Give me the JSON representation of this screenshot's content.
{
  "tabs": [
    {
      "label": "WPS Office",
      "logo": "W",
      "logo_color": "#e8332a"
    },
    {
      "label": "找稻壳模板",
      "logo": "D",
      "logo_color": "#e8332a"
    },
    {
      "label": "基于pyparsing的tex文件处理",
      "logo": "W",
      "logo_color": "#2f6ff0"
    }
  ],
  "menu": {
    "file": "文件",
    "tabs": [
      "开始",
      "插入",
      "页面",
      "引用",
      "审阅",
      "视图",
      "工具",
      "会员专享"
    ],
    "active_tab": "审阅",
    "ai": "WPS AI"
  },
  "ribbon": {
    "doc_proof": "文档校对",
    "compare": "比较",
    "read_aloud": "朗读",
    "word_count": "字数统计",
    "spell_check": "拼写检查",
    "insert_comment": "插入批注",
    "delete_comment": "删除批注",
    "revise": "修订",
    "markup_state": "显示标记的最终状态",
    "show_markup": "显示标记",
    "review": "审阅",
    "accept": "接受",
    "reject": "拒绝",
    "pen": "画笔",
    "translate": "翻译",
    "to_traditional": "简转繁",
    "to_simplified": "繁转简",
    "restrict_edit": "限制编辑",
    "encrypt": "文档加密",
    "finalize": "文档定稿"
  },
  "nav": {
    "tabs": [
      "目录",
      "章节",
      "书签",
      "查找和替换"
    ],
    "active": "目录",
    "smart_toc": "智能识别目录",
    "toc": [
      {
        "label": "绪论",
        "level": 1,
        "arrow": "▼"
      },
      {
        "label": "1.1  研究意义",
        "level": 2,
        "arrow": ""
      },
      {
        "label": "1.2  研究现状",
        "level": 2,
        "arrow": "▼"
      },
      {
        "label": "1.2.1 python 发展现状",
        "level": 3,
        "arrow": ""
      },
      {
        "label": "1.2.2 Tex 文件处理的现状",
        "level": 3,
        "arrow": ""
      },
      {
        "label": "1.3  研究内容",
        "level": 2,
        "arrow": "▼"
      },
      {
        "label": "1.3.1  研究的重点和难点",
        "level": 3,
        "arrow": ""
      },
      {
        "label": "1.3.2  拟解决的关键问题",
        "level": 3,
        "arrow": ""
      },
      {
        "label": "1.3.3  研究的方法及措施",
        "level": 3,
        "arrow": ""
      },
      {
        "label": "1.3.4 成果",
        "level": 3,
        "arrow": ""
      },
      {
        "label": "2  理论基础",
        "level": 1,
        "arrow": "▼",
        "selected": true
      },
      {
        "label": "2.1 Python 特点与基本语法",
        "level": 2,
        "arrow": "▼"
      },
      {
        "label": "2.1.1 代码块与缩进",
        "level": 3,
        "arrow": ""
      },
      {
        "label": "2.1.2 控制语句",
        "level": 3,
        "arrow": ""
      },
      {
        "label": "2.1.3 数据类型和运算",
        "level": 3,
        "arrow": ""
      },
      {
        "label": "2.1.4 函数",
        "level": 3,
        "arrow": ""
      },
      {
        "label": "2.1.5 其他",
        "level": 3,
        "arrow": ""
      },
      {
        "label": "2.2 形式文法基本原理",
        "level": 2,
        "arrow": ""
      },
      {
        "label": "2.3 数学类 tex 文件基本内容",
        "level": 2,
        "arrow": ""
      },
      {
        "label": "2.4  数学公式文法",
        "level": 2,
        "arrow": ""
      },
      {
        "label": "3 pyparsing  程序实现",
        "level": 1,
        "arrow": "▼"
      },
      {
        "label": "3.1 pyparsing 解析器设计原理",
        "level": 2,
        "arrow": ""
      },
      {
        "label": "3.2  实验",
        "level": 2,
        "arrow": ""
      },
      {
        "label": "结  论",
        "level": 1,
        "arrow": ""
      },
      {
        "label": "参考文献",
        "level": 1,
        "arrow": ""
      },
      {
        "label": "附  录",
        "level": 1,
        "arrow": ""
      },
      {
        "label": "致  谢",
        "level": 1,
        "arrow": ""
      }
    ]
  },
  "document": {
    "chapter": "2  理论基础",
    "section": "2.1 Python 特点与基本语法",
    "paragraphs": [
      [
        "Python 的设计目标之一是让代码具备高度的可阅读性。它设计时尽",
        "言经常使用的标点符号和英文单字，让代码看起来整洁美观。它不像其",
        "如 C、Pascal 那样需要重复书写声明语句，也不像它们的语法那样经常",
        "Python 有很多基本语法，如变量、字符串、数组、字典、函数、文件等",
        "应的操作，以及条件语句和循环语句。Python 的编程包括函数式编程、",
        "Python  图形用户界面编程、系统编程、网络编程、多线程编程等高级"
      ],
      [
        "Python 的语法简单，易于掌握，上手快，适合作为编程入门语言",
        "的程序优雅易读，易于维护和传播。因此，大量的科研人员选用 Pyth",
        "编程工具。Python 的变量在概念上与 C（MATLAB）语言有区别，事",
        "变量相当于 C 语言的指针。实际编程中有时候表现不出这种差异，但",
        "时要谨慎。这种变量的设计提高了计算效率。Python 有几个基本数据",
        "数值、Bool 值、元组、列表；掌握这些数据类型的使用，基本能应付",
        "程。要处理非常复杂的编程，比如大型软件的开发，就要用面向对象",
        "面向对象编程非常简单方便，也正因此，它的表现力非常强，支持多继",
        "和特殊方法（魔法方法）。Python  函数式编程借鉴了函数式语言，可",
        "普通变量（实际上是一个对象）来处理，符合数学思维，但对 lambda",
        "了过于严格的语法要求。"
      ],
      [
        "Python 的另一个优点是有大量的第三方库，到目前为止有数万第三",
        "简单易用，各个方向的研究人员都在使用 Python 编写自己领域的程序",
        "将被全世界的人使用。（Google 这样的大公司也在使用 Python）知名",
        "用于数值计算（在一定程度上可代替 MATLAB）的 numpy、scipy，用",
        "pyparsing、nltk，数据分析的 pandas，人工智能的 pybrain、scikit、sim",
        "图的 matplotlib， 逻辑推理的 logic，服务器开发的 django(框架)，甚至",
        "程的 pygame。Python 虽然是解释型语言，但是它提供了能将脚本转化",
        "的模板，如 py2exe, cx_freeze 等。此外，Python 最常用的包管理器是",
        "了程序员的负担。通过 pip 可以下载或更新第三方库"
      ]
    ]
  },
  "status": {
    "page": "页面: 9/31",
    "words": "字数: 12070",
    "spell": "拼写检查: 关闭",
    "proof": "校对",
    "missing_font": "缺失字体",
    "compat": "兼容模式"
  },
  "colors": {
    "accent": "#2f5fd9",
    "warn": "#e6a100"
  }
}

### TASK STATEMENT
Please output the entries above, every line exactly as it reads.

### OUTPUT
Give me the JSON representation of this screenshot's content.
{
  "tabs": [
    {
      "label": "WPS Office",
      "logo": "W",
      "logo_color": "#e8332a"
    },
    {
      "label": "找稻壳模板",
      "logo": "D",
      "logo_color": "#e8332a"
    },
    {
      "label": "基于pyparsing的tex文件处理",
      "logo": "W",
      "logo_color": "#2f6ff0"
    }
  ],
  "menu": {
    "file": "文件",
    "tabs": [
      "开始",
      "插入",
      "页面",
      "引用",
      "审阅",
      "视图",
      "工具",
      "会员专享"
    ],
    "active_tab": "审阅",
    "ai": "WPS AI"
  },
  "ribbon": {
    "doc_proof": "文档校对",
    "compare": "比较",
    "read_aloud": "朗读",
    "word_count": "字数统计",
    "spell_check": "拼写检查",
    "insert_comment": "插入批注",
    "delete_comment": "删除批注",
    "revise": "修订",
    "markup_state": "显示标记的最终状态",
    "show_markup": "显示标记",
    "review": "审阅",
    "accept": "接受",
    "reject": "拒绝",
    "pen": "画笔",
    "translate": "翻译",
    "to_traditional": "简转繁",
    "to_simplified": "繁转简",
    "restrict_edit": "限制编辑",
    "encrypt": "文档加密",
    "finalize": "文档定稿"
  },
  "nav": {
    "tabs": [
      "目录",
      "章节",
      "书签",
      "查找和替换"
    ],
    "active": "目录",
    "smart_toc": "智能识别目录",
    "toc": [
      {
        "label": "绪论",
        "level": 1,
        "arrow": "▼"
      },
      {
        "label": "1.1  研究意义",
        "level": 2,
        "arrow": ""
      },
      {
        "label": "1.2  研究现状",
        "level": 2,
        "arrow": "▼"
      },
      {
        "label": "1.2.1 python 发展现状",
        "level": 3,
        "arrow": ""
      },
      {
        "label": "1.2.2 Tex 文件处理的现状",
        "level": 3,
        "arrow": ""
      },
      {
        "label": "1.3  研究内容",
        "level": 2,
        "arrow": "▼"
      },
      {
        "label": "1.3.1  研究的重点和难点",
        "level": 3,
        "arrow": ""
      },
      {
        "label": "1.3.2  拟解决的关键问题",
        "level": 3,
        "arrow": ""
      },
      {
        "label": "1.3.3  研究的方法及措施",
        "level": 3,
        "arrow": ""
      },
      {
        "label": "1.3.4 成果",
        "level": 3,
        "arrow": ""
      },
      {
        "label": "2  理论基础",
        "level": 1,
        "arrow": "▼",
        "selected": true
      },
      {
        "label": "2.1 Python 特点与基本语法",
        "level": 2,
        "arrow": "▼"
      },
      {
        "label": "2.1.1 代码块与缩进",
        "level": 3,
        "arrow": ""
      },
      {
        "label": "2.1.2 控制语句",
        "level": 3,
        "arrow": ""
      },
      {
        "label": "2.1.3 数据类型和运算",
        "level": 3,
        "arrow": ""
      },
      {
        "label": "2.1.4 函数",
        "level": 3,
        "arrow": ""
      },
      {
        "label": "2.1.5 其他",
        "level": 3,
        "arrow": ""
      },
      {
        "label": "2.2 形式文法基本原理",
        "level": 2,
        "arrow": ""
      },
      {
        "label": "2.3 数学类 tex 文件基本内容",
        "level": 2,
        "arrow": ""
      },
      {
        "label": "2.4  数学公式文法",
        "level": 2,
        "arrow": ""
      },
      {
        "label": "3 pyparsing  程序实现",
        "level": 1,
        "arrow": "▼"
      },
      {
        "label": "3.1 pyparsing 解析器设计原理",
        "level": 2,
        "arrow": ""
      },
      {
        "label": "3.2  实验",
        "level": 2,
        "arrow": ""
      },
      {
        "label": "结  论",
        "level": 1,
        "arrow": ""
      },
      {
        "label": "参考文献",
        "level": 1,
        "arrow": ""
      },
      {
        "label": "附  录",
        "level": 1,
        "arrow": ""
      },
      {
        "label": "致  谢",
        "level": 1,
        "arrow": ""
      }
    ]
  },
  "document": {
    "chapter": "2  理论基础",
    "section": "2.1 Python 特点与基本语法",
    "paragraphs": [
      [
        "Python 的设计目标之一是让代码具备高度的可阅读性。它设计时尽",
        "言经常使用的标点符号和英文单字，让代码看起来整洁美观。它不像其",
        "如 C、Pascal 那样需要重复书写声明语句，也不像它们的语法那样经常",
        "Python 有很多基本语法，如变量、字符串、数组、字典、函数、文件等",
        "应的操作，以及条件语句和循环语句。Python 的编程包括函数式编程、",
        "Python  图形用户界面编程、系统编程、网络编程、多线程编程等高级"
      ],
      [
        "Python 的语法简单，易于掌握，上手快，适合作为编程入门语言",
        "的程序优雅易读，易于维护和传播。因此，大量的科研人员选用 Pyth",
        "编程工具。Python 的变量在概念上与 C（MATLAB）语言有区别，事",
        "变量相当于 C 语言的指针。实际编程中有时候表现不出这种差异，但",
        "时要谨慎。这种变量的设计提高了计算效率。Python 有几个基本数据",
        "数值、Bool 值、元组、列表；掌握这些数据类型的使用，基本能应付",
        "程。要处理非常复杂的编程，比如大型软件的开发，就要用面向对象",
        "面向对象编程非常简单方便，也正因此，它的表现力非常强，支持多继",
        "和特殊方法（魔法方法）。Python  函数式编程借鉴了函数式语言，可",
        "普通变量（实际上是一个对象）来处理，符合数学思维，但对 lambda",
        "了过于严格的语法要求。"
      ],
      [
        "Python 的另一个优点是有大量的第三方库，到目前为止有数万第三",
        "简单易用，各个方向的研究人员都在使用 Python 编写自己领域的程序",
        "将被全世界的人使用。（Google 这样的大公司也在使用 Python）知名",
        "用于数值计算（在一定程度上可代替 MATLAB）的 numpy、scipy，用",
        "pyparsing、nltk，数据分析的 pandas，人工智能的 pybrain、scikit、sim",
        "图的 matplotlib， 逻辑推理的 logic，服务器开发的 django(框架)，甚至",
        "程的 pygame。Python 虽然是解释型语言，但是它提供了能将脚本转化",
        "的模板，如 py2exe, cx_freeze 等。此外，Python 最常用的包管理器是",
        "了程序员的负担。通过 pip 可以下载或更新第三方库"
      ]
    ]
  },
  "status": {
    "page": "页面: 9/31",
    "words": "字数: 12070",
    "spell": "拼写检查: 关闭",
    "proof": "校对",
    "missing_font": "缺失字体",
    "compat": "兼容模式"
  },
  "colors": {
    "accent": "#2f5fd9",
    "warn": "#e6a100"
  }
}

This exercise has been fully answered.